◆ Task
Write every record out again exactly, and keep images out of it.

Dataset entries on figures
::::

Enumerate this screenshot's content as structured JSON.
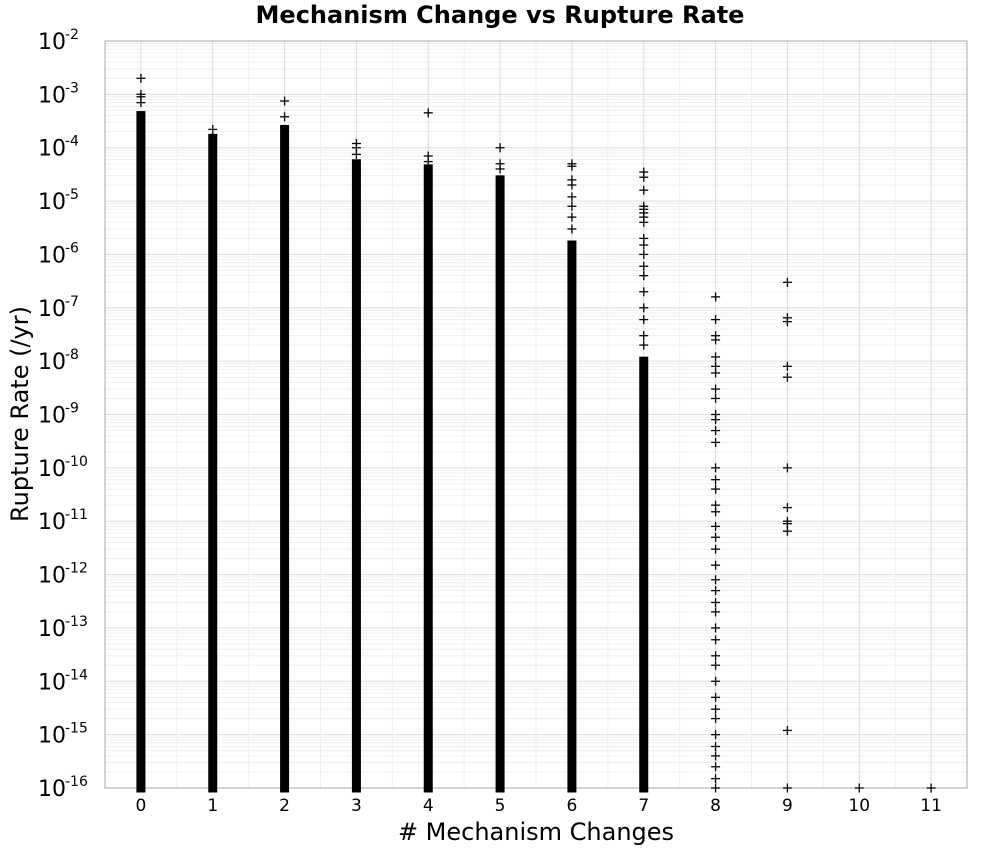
{
  "chart_data": {
    "type": "scatter",
    "title": "Mechanism Change vs Rupture Rate",
    "xlabel": "# Mechanism Changes",
    "ylabel": "Rupture Rate (/yr)",
    "xlim": [
      -0.5,
      11.5
    ],
    "ylim": [
      1e-16,
      0.01
    ],
    "y_scale": "log",
    "grid": true,
    "marker": "+",
    "marker_color": "#000000",
    "x_ticks": [
      "0",
      "1",
      "2",
      "3",
      "4",
      "5",
      "6",
      "7",
      "8",
      "9",
      "10",
      "11"
    ],
    "y_ticks": [
      {
        "base": "10",
        "exp": "-2"
      },
      {
        "base": "10",
        "exp": "-3"
      },
      {
        "base": "10",
        "exp": "-4"
      },
      {
        "base": "10",
        "exp": "-5"
      },
      {
        "base": "10",
        "exp": "-6"
      },
      {
        "base": "10",
        "exp": "-7"
      },
      {
        "base": "10",
        "exp": "-8"
      },
      {
        "base": "10",
        "exp": "-9"
      },
      {
        "base": "10",
        "exp": "-10"
      },
      {
        "base": "10",
        "exp": "-11"
      },
      {
        "base": "10",
        "exp": "-12"
      },
      {
        "base": "10",
        "exp": "-13"
      },
      {
        "base": "10",
        "exp": "-14"
      },
      {
        "base": "10",
        "exp": "-15"
      },
      {
        "base": "10",
        "exp": "-16"
      }
    ],
    "columns": [
      {
        "x": 0,
        "y_min": 1e-16,
        "y_dense_max": 0.0004,
        "outliers": [
          0.002,
          0.001,
          0.0009,
          0.0007
        ]
      },
      {
        "x": 1,
        "y_min": 1e-16,
        "y_dense_max": 0.00015,
        "outliers": [
          0.00022
        ]
      },
      {
        "x": 2,
        "y_min": 1e-16,
        "y_dense_max": 0.00022,
        "outliers": [
          0.00075,
          0.00038
        ]
      },
      {
        "x": 3,
        "y_min": 1e-16,
        "y_dense_max": 5e-05,
        "outliers": [
          0.00012,
          0.0001,
          7.5e-05
        ]
      },
      {
        "x": 4,
        "y_min": 1e-16,
        "y_dense_max": 4e-05,
        "outliers": [
          0.00045,
          7e-05,
          5.5e-05
        ]
      },
      {
        "x": 5,
        "y_min": 1e-16,
        "y_dense_max": 2.5e-05,
        "outliers": [
          0.0001,
          5e-05,
          4e-05
        ]
      },
      {
        "x": 6,
        "y_min": 1e-16,
        "y_dense_max": 1.5e-06,
        "outliers": [
          5e-05,
          4.5e-05,
          2.5e-05,
          2e-05,
          1.2e-05,
          8e-06,
          5e-06,
          3e-06
        ]
      },
      {
        "x": 7,
        "y_min": 1e-16,
        "y_dense_max": 1e-08,
        "outliers": [
          3.5e-05,
          2.8e-05,
          1.6e-05,
          8e-06,
          7e-06,
          6e-06,
          5e-06,
          4e-06,
          2e-06,
          1.5e-06,
          1e-06,
          6e-07,
          4e-07,
          2e-07,
          1e-07,
          6e-08,
          3e-08,
          2e-08
        ]
      },
      {
        "x": 8,
        "y_min": 1e-16,
        "y_dense_max": null,
        "outliers": [
          1.6e-07,
          6e-08,
          3e-08,
          2.5e-08,
          1.2e-08,
          8e-09,
          6e-09,
          3e-09,
          2e-09,
          1e-09,
          8e-10,
          5e-10,
          3e-10,
          1e-10,
          6e-11,
          4e-11,
          2e-11,
          1.5e-11,
          8e-12,
          5e-12,
          3e-12,
          1.5e-12,
          8e-13,
          5e-13,
          3e-13,
          2e-13,
          1e-13,
          6e-14,
          3e-14,
          2e-14,
          1e-14,
          5e-15,
          3e-15,
          2e-15,
          1e-15,
          6e-16,
          4e-16,
          2.5e-16,
          1.5e-16,
          1e-16
        ]
      },
      {
        "x": 9,
        "y_min": 1e-16,
        "y_dense_max": null,
        "outliers": [
          3e-07,
          6.5e-08,
          5.5e-08,
          8e-09,
          5e-09,
          1e-10,
          1.8e-11,
          1e-11,
          9e-12,
          6.5e-12,
          1.2e-15,
          1e-16
        ]
      },
      {
        "x": 10,
        "y_min": 1e-16,
        "y_dense_max": null,
        "outliers": [
          1e-16
        ]
      },
      {
        "x": 11,
        "y_min": 1e-16,
        "y_dense_max": null,
        "outliers": [
          1e-16
        ]
      }
    ]
  }
}
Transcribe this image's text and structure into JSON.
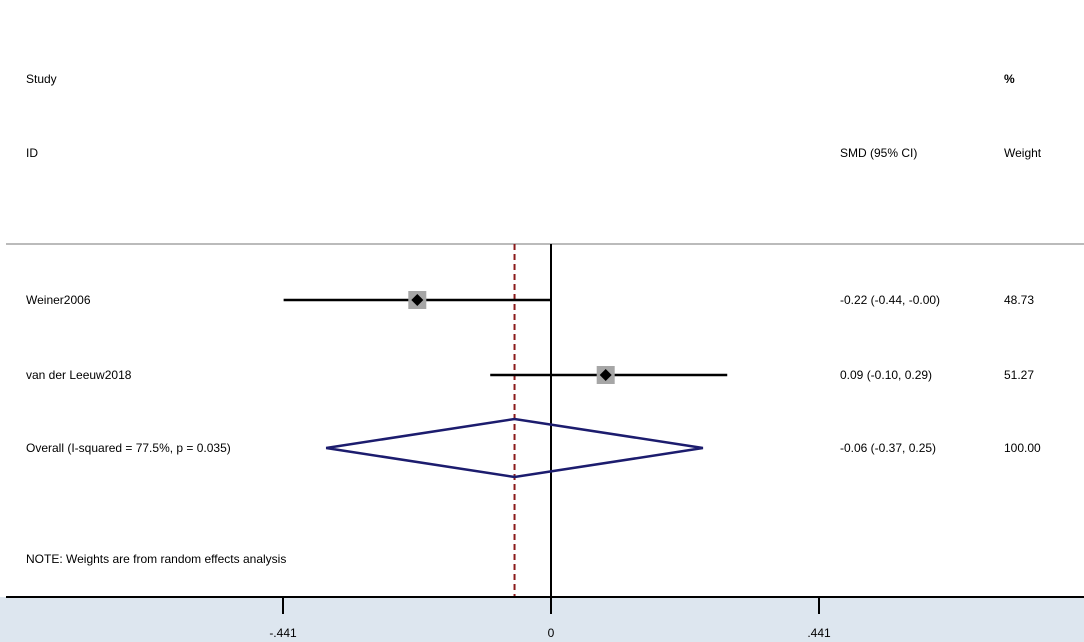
{
  "chart_data": {
    "type": "forest",
    "header": {
      "study_label": "Study",
      "id_label": "ID",
      "effect_label": "SMD (95% CI)",
      "weight_label_top": "%",
      "weight_label": "Weight"
    },
    "studies": [
      {
        "name": "Weiner2006",
        "estimate": -0.22,
        "lower": -0.44,
        "upper": -0.0,
        "ci_text": "-0.22 (-0.44, -0.00)",
        "weight_text": "48.73"
      },
      {
        "name": "van der Leeuw2018",
        "estimate": 0.09,
        "lower": -0.1,
        "upper": 0.29,
        "ci_text": "0.09 (-0.10, 0.29)",
        "weight_text": "51.27"
      }
    ],
    "overall": {
      "label": "Overall  (I-squared = 77.5%, p = 0.035)",
      "estimate": -0.06,
      "lower": -0.37,
      "upper": 0.25,
      "ci_text": "-0.06 (-0.37, 0.25)",
      "weight_text": "100.00"
    },
    "note": "NOTE: Weights are from random effects analysis",
    "x_axis": {
      "ticks": [
        -0.441,
        0,
        0.441
      ],
      "tick_labels": [
        "-.441",
        "0",
        ".441"
      ],
      "range": [
        -0.441,
        0.441
      ]
    },
    "colors": {
      "ci_line": "#000000",
      "marker": "#000000",
      "weight_box": "#a6a6a6",
      "diamond": "#1c1c6e",
      "overall_ref_line": "#8b1a1a"
    }
  }
}
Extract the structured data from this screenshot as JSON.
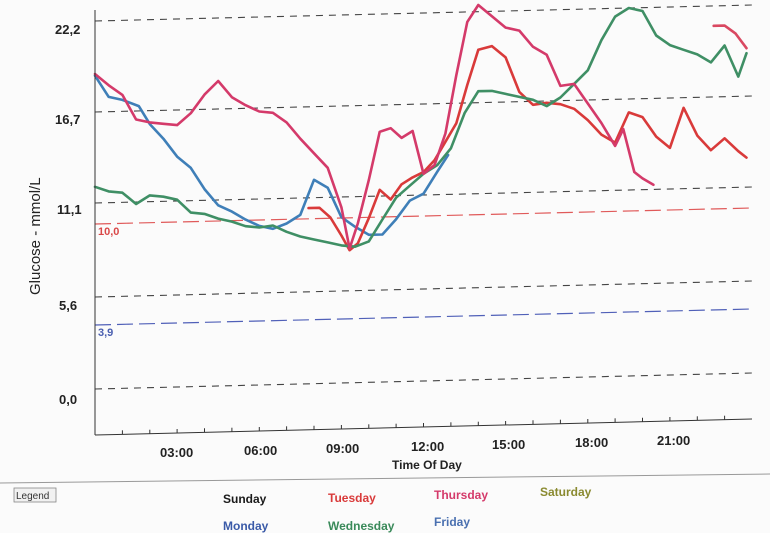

::::

◆ Solution
Enumerate this screenshot's content as structured JSON.
{
  "chart_data": {
    "type": "scatter",
    "title": "Mechanism Change vs Rupture Rate",
    "xlabel": "# Mechanism Changes",
    "ylabel": "Rupture Rate (/yr)",
    "xlim": [
      -0.5,
      11.5
    ],
    "ylim": [
      1e-16,
      0.01
    ],
    "y_scale": "log",
    "grid": true,
    "marker": "+",
    "marker_color": "#000000",
    "x_ticks": [
      "0",
      "1",
      "2",
      "3",
      "4",
      "5",
      "6",
      "7",
      "8",
      "9",
      "10",
      "11"
    ],
    "y_ticks": [
      {
        "base": "10",
        "exp": "-2"
      },
      {
        "base": "10",
        "exp": "-3"
      },
      {
        "base": "10",
        "exp": "-4"
      },
      {
        "base": "10",
        "exp": "-5"
      },
      {
        "base": "10",
        "exp": "-6"
      },
      {
        "base": "10",
        "exp": "-7"
      },
      {
        "base": "10",
        "exp": "-8"
      },
      {
        "base": "10",
        "exp": "-9"
      },
      {
        "base": "10",
        "exp": "-10"
      },
      {
        "base": "10",
        "exp": "-11"
      },
      {
        "base": "10",
        "exp": "-12"
      },
      {
        "base": "10",
        "exp": "-13"
      },
      {
        "base": "10",
        "exp": "-14"
      },
      {
        "base": "10",
        "exp": "-15"
      },
      {
        "base": "10",
        "exp": "-16"
      }
    ],
    "columns": [
      {
        "x": 0,
        "y_min": 1e-16,
        "y_dense_max": 0.0004,
        "outliers": [
          0.002,
          0.001,
          0.0009,
          0.0007
        ]
      },
      {
        "x": 1,
        "y_min": 1e-16,
        "y_dense_max": 0.00015,
        "outliers": [
          0.00022
        ]
      },
      {
        "x": 2,
        "y_min": 1e-16,
        "y_dense_max": 0.00022,
        "outliers": [
          0.00075,
          0.00038
        ]
      },
      {
        "x": 3,
        "y_min": 1e-16,
        "y_dense_max": 5e-05,
        "outliers": [
          0.00012,
          0.0001,
          7.5e-05
        ]
      },
      {
        "x": 4,
        "y_min": 1e-16,
        "y_dense_max": 4e-05,
        "outliers": [
          0.00045,
          7e-05,
          5.5e-05
        ]
      },
      {
        "x": 5,
        "y_min": 1e-16,
        "y_dense_max": 2.5e-05,
        "outliers": [
          0.0001,
          5e-05,
          4e-05
        ]
      },
      {
        "x": 6,
        "y_min": 1e-16,
        "y_dense_max": 1.5e-06,
        "outliers": [
          5e-05,
          4.5e-05,
          2.5e-05,
          2e-05,
          1.2e-05,
          8e-06,
          5e-06,
          3e-06
        ]
      },
      {
        "x": 7,
        "y_min": 1e-16,
        "y_dense_max": 1e-08,
        "outliers": [
          3.5e-05,
          2.8e-05,
          1.6e-05,
          8e-06,
          7e-06,
          6e-06,
          5e-06,
          4e-06,
          2e-06,
          1.5e-06,
          1e-06,
          6e-07,
          4e-07,
          2e-07,
          1e-07,
          6e-08,
          3e-08,
          2e-08
        ]
      },
      {
        "x": 8,
        "y_min": 1e-16,
        "y_dense_max": null,
        "outliers": [
          1.6e-07,
          6e-08,
          3e-08,
          2.5e-08,
          1.2e-08,
          8e-09,
          6e-09,
          3e-09,
          2e-09,
          1e-09,
          8e-10,
          5e-10,
          3e-10,
          1e-10,
          6e-11,
          4e-11,
          2e-11,
          1.5e-11,
          8e-12,
          5e-12,
          3e-12,
          1.5e-12,
          8e-13,
          5e-13,
          3e-13,
          2e-13,
          1e-13,
          6e-14,
          3e-14,
          2e-14,
          1e-14,
          5e-15,
          3e-15,
          2e-15,
          1e-15,
          6e-16,
          4e-16,
          2.5e-16,
          1.5e-16,
          1e-16
        ]
      },
      {
        "x": 9,
        "y_min": 1e-16,
        "y_dense_max": null,
        "outliers": [
          3e-07,
          6.5e-08,
          5.5e-08,
          8e-09,
          5e-09,
          1e-10,
          1.8e-11,
          1e-11,
          9e-12,
          6.5e-12,
          1.2e-15,
          1e-16
        ]
      },
      {
        "x": 10,
        "y_min": 1e-16,
        "y_dense_max": null,
        "outliers": [
          1e-16
        ]
      },
      {
        "x": 11,
        "y_min": 1e-16,
        "y_dense_max": null,
        "outliers": [
          1e-16
        ]
      }
    ]
  }
}
Transcribe this image's text and structure into JSON.
{
  "chart_data": {
    "type": "forest",
    "header": {
      "study_label": "Study",
      "id_label": "ID",
      "effect_label": "SMD (95% CI)",
      "weight_label_top": "%",
      "weight_label": "Weight"
    },
    "studies": [
      {
        "name": "Weiner2006",
        "estimate": -0.22,
        "lower": -0.44,
        "upper": -0.0,
        "ci_text": "-0.22 (-0.44, -0.00)",
        "weight_text": "48.73"
      },
      {
        "name": "van der Leeuw2018",
        "estimate": 0.09,
        "lower": -0.1,
        "upper": 0.29,
        "ci_text": "0.09 (-0.10, 0.29)",
        "weight_text": "51.27"
      }
    ],
    "overall": {
      "label": "Overall  (I-squared = 77.5%, p = 0.035)",
      "estimate": -0.06,
      "lower": -0.37,
      "upper": 0.25,
      "ci_text": "-0.06 (-0.37, 0.25)",
      "weight_text": "100.00"
    },
    "note": "NOTE: Weights are from random effects analysis",
    "x_axis": {
      "ticks": [
        -0.441,
        0,
        0.441
      ],
      "tick_labels": [
        "-.441",
        "0",
        ".441"
      ],
      "range": [
        -0.441,
        0.441
      ]
    },
    "colors": {
      "ci_line": "#000000",
      "marker": "#000000",
      "weight_box": "#a6a6a6",
      "diamond": "#1c1c6e",
      "overall_ref_line": "#8b1a1a"
    }
  }
}
Extract the structured data from this screenshot as JSON.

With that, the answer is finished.